Task goal - The records below must be copied in full; omit the images.

[Data records]
--

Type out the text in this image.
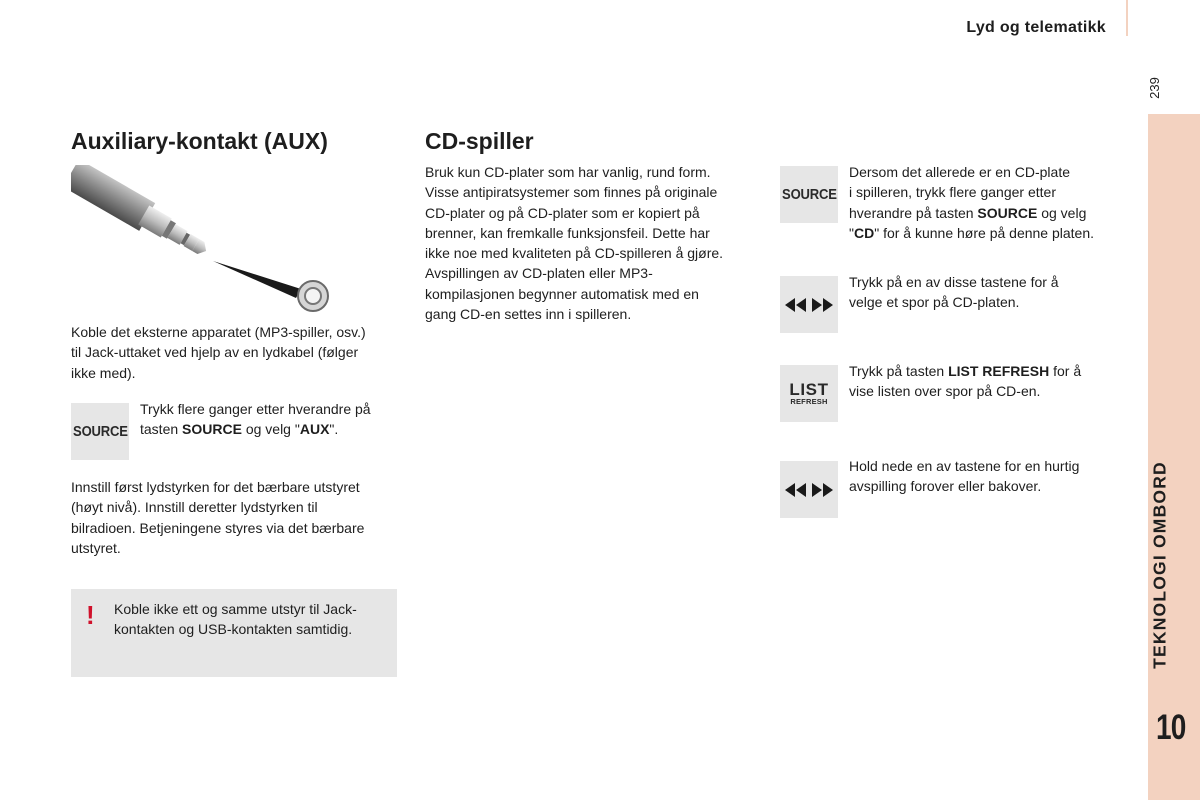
Lyd og telematikk
239
TEKNOLOGI OMBORD
10
Auxiliary-kontakt (AUX)

Koble det eksterne apparatet (MP3-spiller, osv.)

til Jack-uttaket ved hjelp av en lydkabel (følger

ikke med).

SOURCE

Trykk flere ganger etter hverandre på

tasten SOURCE og velg "AUX".

Innstill først lydstyrken for det bærbare utstyret

(høyt nivå). Innstill deretter lydstyrken til

bilradioen. Betjeningene styres via det bærbare

utstyret.

! Koble ikke ett og samme utstyr til Jack-

kontakten og USB-kontakten samtidig.

CD-spiller

Bruk kun CD-plater som har vanlig, rund form.

Visse antipiratsystemer som finnes på originale

CD-plater og på CD-plater som er kopiert på

brenner, kan fremkalle funksjonsfeil. Dette har

ikke noe med kvaliteten på CD-spilleren å gjøre.

Avspillingen av CD-platen eller MP3-

kompilasjonen begynner automatisk med en

gang CD-en settes inn i spilleren.

SOURCE

Dersom det allerede er en CD-plate

i spilleren, trykk flere ganger etter

hverandre på tasten SOURCE og velg

"CD" for å kunne høre på denne platen.

Trykk på en av disse tastene for å

velge et spor på CD-platen.

LIST
REFRESH

Trykk på tasten LIST REFRESH for å

vise listen over spor på CD-en.

Hold nede en av tastene for en hurtig

avspilling forover eller bakover.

--

Output below -
Type out the text in this image.
Lyd og telematikk
239
TEKNOLOGI OMBORD
10
Auxiliary-kontakt (AUX)

Koble det eksterne apparatet (MP3-spiller, osv.)

til Jack-uttaket ved hjelp av en lydkabel (følger

ikke med).

SOURCE

Trykk flere ganger etter hverandre på

tasten SOURCE og velg "AUX".

Innstill først lydstyrken for det bærbare utstyret

(høyt nivå). Innstill deretter lydstyrken til

bilradioen. Betjeningene styres via det bærbare

utstyret.

! Koble ikke ett og samme utstyr til Jack-

kontakten og USB-kontakten samtidig.

CD-spiller

Bruk kun CD-plater som har vanlig, rund form.

Visse antipiratsystemer som finnes på originale

CD-plater og på CD-plater som er kopiert på

brenner, kan fremkalle funksjonsfeil. Dette har

ikke noe med kvaliteten på CD-spilleren å gjøre.

Avspillingen av CD-platen eller MP3-

kompilasjonen begynner automatisk med en

gang CD-en settes inn i spilleren.

SOURCE

Dersom det allerede er en CD-plate

i spilleren, trykk flere ganger etter

hverandre på tasten SOURCE og velg

"CD" for å kunne høre på denne platen.

Trykk på en av disse tastene for å

velge et spor på CD-platen.

LIST
REFRESH

Trykk på tasten LIST REFRESH for å

vise listen over spor på CD-en.

Hold nede en av tastene for en hurtig

avspilling forover eller bakover.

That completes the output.